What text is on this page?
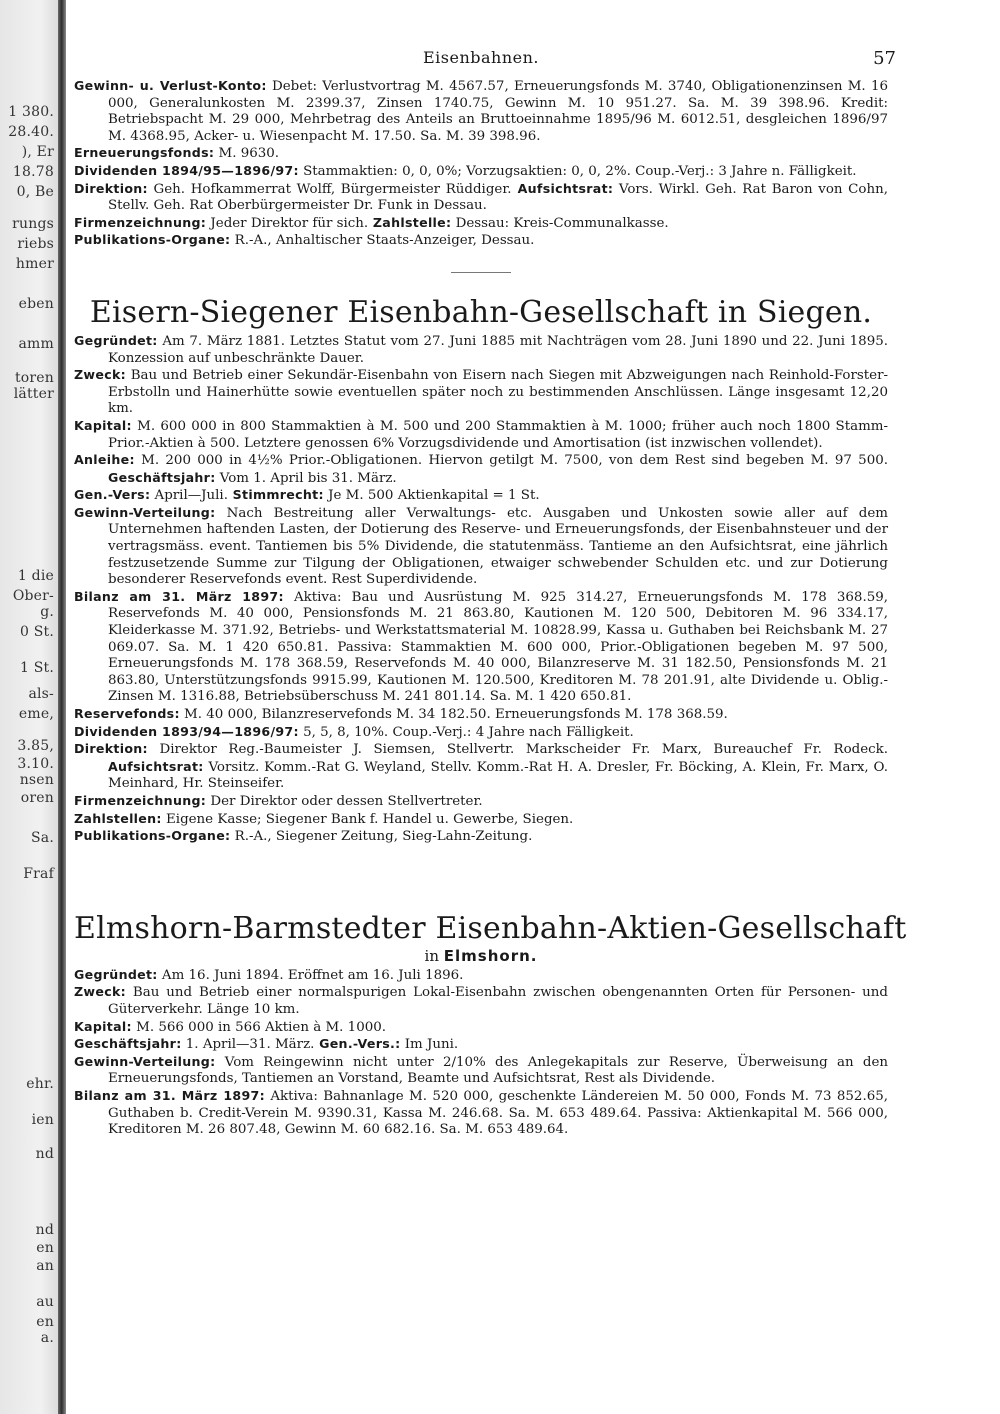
1 380.
28.40.
), Er
18.78
0, Be
rungs
riebs
hmer
eben
amm
toren
lätter
1 die
Ober-
g.
0 St.
1 St.
als-
eme,
3.85,
3.10.
nsen
oren
Sa.
Fraf
ehr.
ien
nd
nd
en
an
au
en
a.
Eisenbahnen.	57

Gewinn- u. Verlust-Konto: Debet: Verlustvortrag M. 4567.57, Erneuerungsfonds M. 3740, Obligationenzinsen M. 16 000, Generalunkosten M. 2399.37, Zinsen 1740.75, Gewinn M. 10 951.27. Sa. M. 39 398.96. Kredit: Betriebspacht M. 29 000, Mehrbetrag des Anteils an Bruttoeinnahme 1895/96 M. 6012.51, desgleichen 1896/97 M. 4368.95, Acker- u. Wiesenpacht M. 17.50. Sa. M. 39 398.96.

Erneuerungsfonds: M. 9630.

Dividenden 1894/95—1896/97: Stammaktien: 0, 0, 0%; Vorzugsaktien: 0, 0, 2%. Coup.-Verj.: 3 Jahre n. Fälligkeit.

Direktion: Geh. Hofkammerrat Wolff, Bürgermeister Rüddiger. Aufsichtsrat: Vors. Wirkl. Geh. Rat Baron von Cohn, Stellv. Geh. Rat Oberbürgermeister Dr. Funk in Dessau.

Firmenzeichnung: Jeder Direktor für sich. Zahlstelle: Dessau: Kreis-Communalkasse.

Publikations-Organe: R.-A., Anhaltischer Staats-Anzeiger, Dessau.

Eisern-Siegener Eisenbahn-Gesellschaft in Siegen.

Gegründet: Am 7. März 1881. Letztes Statut vom 27. Juni 1885 mit Nachträgen vom 28. Juni 1890 und 22. Juni 1895. Konzession auf unbeschränkte Dauer.

Zweck: Bau und Betrieb einer Sekundär-Eisenbahn von Eisern nach Siegen mit Abzweigungen nach Reinhold-Forster-Erbstolln und Hainerhütte sowie eventuellen später noch zu bestimmenden Anschlüssen. Länge insgesamt 12,20 km.

Kapital: M. 600 000 in 800 Stammaktien à M. 500 und 200 Stammaktien à M. 1000; früher auch noch 1800 Stamm-Prior.-Aktien à 500. Letztere genossen 6% Vorzugsdividende und Amortisation (ist inzwischen vollendet).

Anleihe: M. 200 000 in 4½% Prior.-Obligationen. Hiervon getilgt M. 7500, von dem Rest sind begeben M. 97 500. Geschäftsjahr: Vom 1. April bis 31. März.

Gen.-Vers: April—Juli. Stimmrecht: Je M. 500 Aktienkapital = 1 St.

Gewinn-Verteilung: Nach Bestreitung aller Verwaltungs- etc. Ausgaben und Unkosten sowie aller auf dem Unternehmen haftenden Lasten, der Dotierung des Reserve- und Erneuerungsfonds, der Eisenbahnsteuer und der vertragsmäss. event. Tantiemen bis 5% Dividende, die statutenmäss. Tantieme an den Aufsichtsrat, eine jährlich festzusetzende Summe zur Tilgung der Obligationen, etwaiger schwebender Schulden etc. und zur Dotierung besonderer Reservefonds event. Rest Superdividende.

Bilanz am 31. März 1897: Aktiva: Bau und Ausrüstung M. 925 314.27, Erneuerungsfonds M. 178 368.59, Reservefonds M. 40 000, Pensionsfonds M. 21 863.80, Kautionen M. 120 500, Debitoren M. 96 334.17, Kleiderkasse M. 371.92, Betriebs- und Werkstattsmaterial M. 10828.99, Kassa u. Guthaben bei Reichsbank M. 27 069.07. Sa. M. 1 420 650.81. Passiva: Stammaktien M. 600 000, Prior.-Obligationen begeben M. 97 500, Erneuerungsfonds M. 178 368.59, Reservefonds M. 40 000, Bilanzreserve M. 31 182.50, Pensionsfonds M. 21 863.80, Unterstützungsfonds 9915.99, Kautionen M. 120.500, Kreditoren M. 78 201.91, alte Dividende u. Oblig.-Zinsen M. 1316.88, Betriebsüberschuss M. 241 801.14. Sa. M. 1 420 650.81.

Reservefonds: M. 40 000, Bilanzreservefonds M. 34 182.50. Erneuerungsfonds M. 178 368.59.

Dividenden 1893/94—1896/97: 5, 5, 8, 10%. Coup.-Verj.: 4 Jahre nach Fälligkeit.

Direktion: Direktor Reg.-Baumeister J. Siemsen, Stellvertr. Markscheider Fr. Marx, Bureauchef Fr. Rodeck. Aufsichtsrat: Vorsitz. Komm.-Rat G. Weyland, Stellv. Komm.-Rat H. A. Dresler, Fr. Böcking, A. Klein, Fr. Marx, O. Meinhard, Hr. Steinseifer.

Firmenzeichnung: Der Direktor oder dessen Stellvertreter.

Zahlstellen: Eigene Kasse; Siegener Bank f. Handel u. Gewerbe, Siegen.

Publikations-Organe: R.-A., Siegener Zeitung, Sieg-Lahn-Zeitung.

Elmshorn-Barmstedter Eisenbahn-Aktien-Gesellschaft
in Elmshorn.

Gegründet: Am 16. Juni 1894. Eröffnet am 16. Juli 1896.

Zweck: Bau und Betrieb einer normalspurigen Lokal-Eisenbahn zwischen obengenannten Orten für Personen- und Güterverkehr. Länge 10 km.

Kapital: M. 566 000 in 566 Aktien à M. 1000.

Geschäftsjahr: 1. April—31. März. Gen.-Vers.: Im Juni.

Gewinn-Verteilung: Vom Reingewinn nicht unter 2/10% des Anlegekapitals zur Reserve, Überweisung an den Erneuerungsfonds, Tantiemen an Vorstand, Beamte und Aufsichtsrat, Rest als Dividende.

Bilanz am 31. März 1897: Aktiva: Bahnanlage M. 520 000, geschenkte Ländereien M. 50 000, Fonds M. 73 852.65, Guthaben b. Credit-Verein M. 9390.31, Kassa M. 246.68. Sa. M. 653 489.64. Passiva: Aktienkapital M. 566 000, Kreditoren M. 26 807.48, Gewinn M. 60 682.16. Sa. M. 653 489.64.
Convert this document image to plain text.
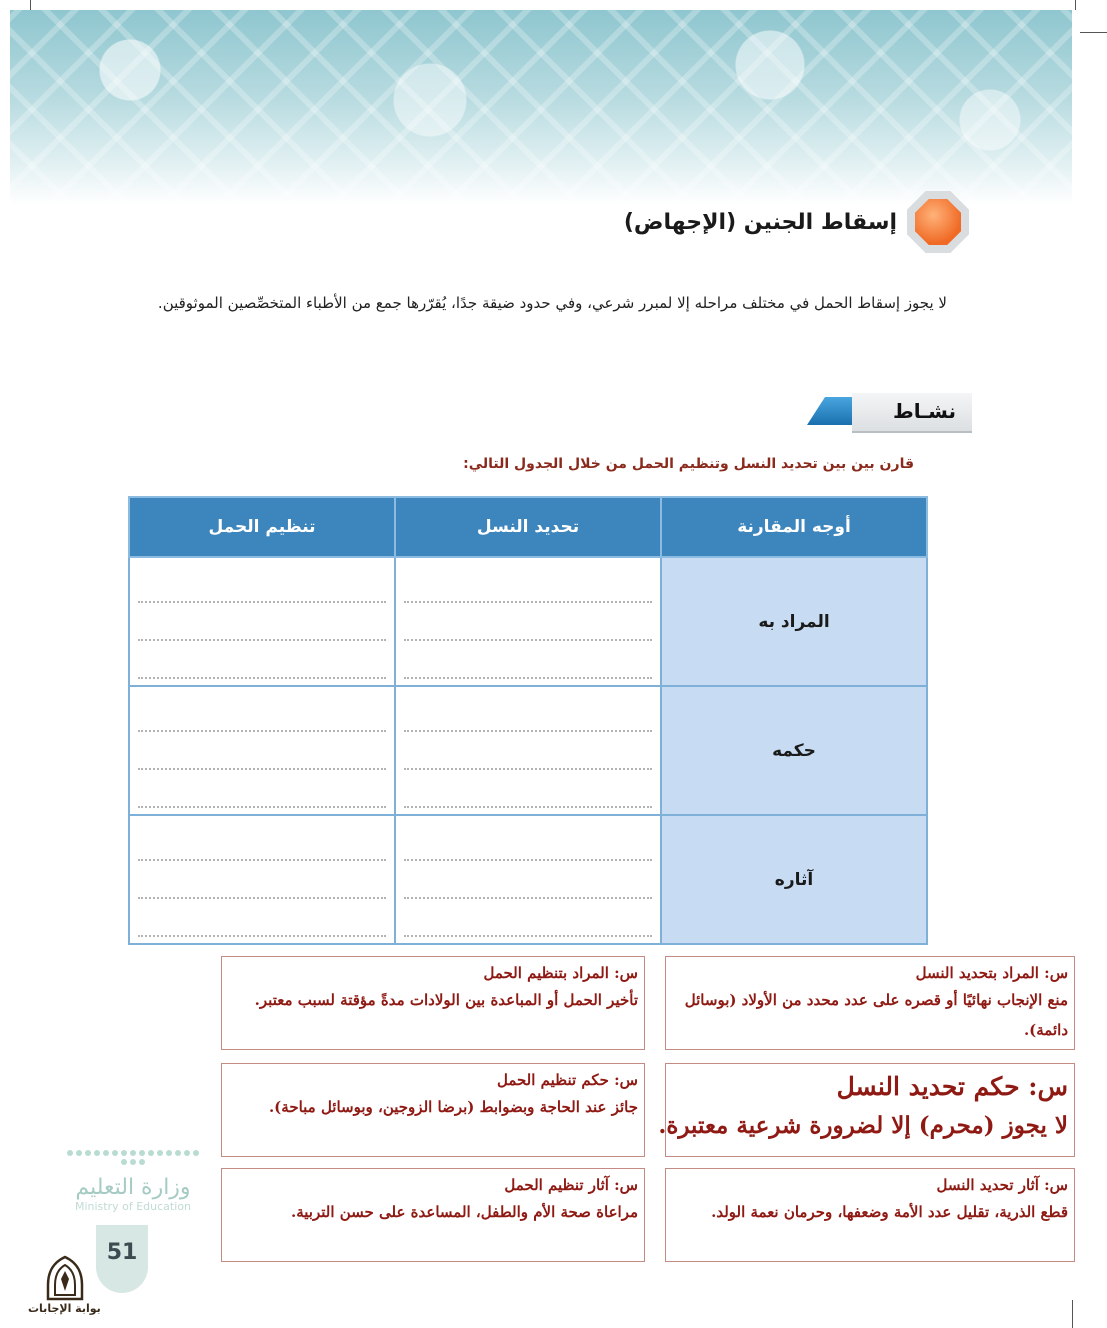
إسقاط الجنين (الإجهاض)

لا يجوز إسقاط الحمل في مختلف مراحله إلا لمبرر شرعي، وفي حدود ضيقة جدًا، يُقرّرها جمع من الأطباء المتخصِّصين الموثوقين.

نشـاط
قارن بين بين تحديد النسل وتنظيم الحمل من خلال الجدول التالي:
أوجه المقارنة	تحديد النسل	تنظيم الحمل
المراد به	

حكمه	

آثاره	

س: المراد بتحديد النسل
منع الإنجاب نهائيًا أو قصره على عدد محدد من الأولاد (بوسائل دائمة).
س: المراد بتنظيم الحمل
تأخير الحمل أو المباعدة بين الولادات مدةً مؤقتة لسبب معتبر.
س: حكم تحديد النسل
لا يجوز (محرم) إلا لضرورة شرعية معتبرة.
س: حكم تنظيم الحمل
جائز عند الحاجة وبضوابط (برضا الزوجين، وبوسائل مباحة).
س: آثار تحديد النسل
قطع الذرية، تقليل عدد الأمة وضعفها، وحرمان نعمة الولد.
س: آثار تنظيم الحمل
مراعاة صحة الأم والطفل، المساعدة على حسن التربية.
وزارة التعليم
Ministry of Education
51
بوابة الإجابات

============================================================

Identify the lines above with the word "يجوز". Copy them.

لا يجوز إسقاط الحمل في مختلف مراحله إلا لمبرر شرعي، وفي حدود ضيقة جدًا، يُقرّرها جمع من الأطباء المتخصِّصين الموثوقين.
لا يجوز (محرم) إلا لضرورة شرعية معتبرة.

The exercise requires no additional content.